• **What you are asked to do**:
Write out the complete material exactly as it stands.
======== Data supplied
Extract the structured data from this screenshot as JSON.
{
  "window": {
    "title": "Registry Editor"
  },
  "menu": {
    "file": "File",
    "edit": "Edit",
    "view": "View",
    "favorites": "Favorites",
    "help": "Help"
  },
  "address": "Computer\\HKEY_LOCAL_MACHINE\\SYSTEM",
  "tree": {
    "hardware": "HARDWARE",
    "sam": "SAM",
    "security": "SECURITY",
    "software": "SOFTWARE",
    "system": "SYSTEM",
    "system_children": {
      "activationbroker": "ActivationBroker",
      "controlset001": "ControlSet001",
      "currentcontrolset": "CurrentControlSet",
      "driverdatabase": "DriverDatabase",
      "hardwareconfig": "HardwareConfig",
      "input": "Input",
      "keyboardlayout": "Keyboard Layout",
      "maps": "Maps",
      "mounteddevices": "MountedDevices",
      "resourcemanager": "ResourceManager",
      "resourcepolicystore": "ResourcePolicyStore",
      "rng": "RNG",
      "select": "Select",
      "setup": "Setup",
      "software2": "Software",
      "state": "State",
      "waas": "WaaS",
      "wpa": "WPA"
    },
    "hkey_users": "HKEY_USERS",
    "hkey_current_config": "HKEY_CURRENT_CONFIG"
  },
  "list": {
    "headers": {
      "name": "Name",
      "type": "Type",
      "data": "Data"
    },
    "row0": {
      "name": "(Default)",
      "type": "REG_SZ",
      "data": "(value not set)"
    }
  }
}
================
• **Complete response**:
Extract the structured data from this screenshot as JSON.
{
  "window": {
    "title": "Registry Editor"
  },
  "menu": {
    "file": "File",
    "edit": "Edit",
    "view": "View",
    "favorites": "Favorites",
    "help": "Help"
  },
  "address": "Computer\\HKEY_LOCAL_MACHINE\\SYSTEM",
  "tree": {
    "hardware": "HARDWARE",
    "sam": "SAM",
    "security": "SECURITY",
    "software": "SOFTWARE",
    "system": "SYSTEM",
    "system_children": {
      "activationbroker": "ActivationBroker",
      "controlset001": "ControlSet001",
      "currentcontrolset": "CurrentControlSet",
      "driverdatabase": "DriverDatabase",
      "hardwareconfig": "HardwareConfig",
      "input": "Input",
      "keyboardlayout": "Keyboard Layout",
      "maps": "Maps",
      "mounteddevices": "MountedDevices",
      "resourcemanager": "ResourceManager",
      "resourcepolicystore": "ResourcePolicyStore",
      "rng": "RNG",
      "select": "Select",
      "setup": "Setup",
      "software2": "Software",
      "state": "State",
      "waas": "WaaS",
      "wpa": "WPA"
    },
    "hkey_users": "HKEY_USERS",
    "hkey_current_config": "HKEY_CURRENT_CONFIG"
  },
  "list": {
    "headers": {
      "name": "Name",
      "type": "Type",
      "data": "Data"
    },
    "row0": {
      "name": "(Default)",
      "type": "REG_SZ",
      "data": "(value not set)"
    }
  }
}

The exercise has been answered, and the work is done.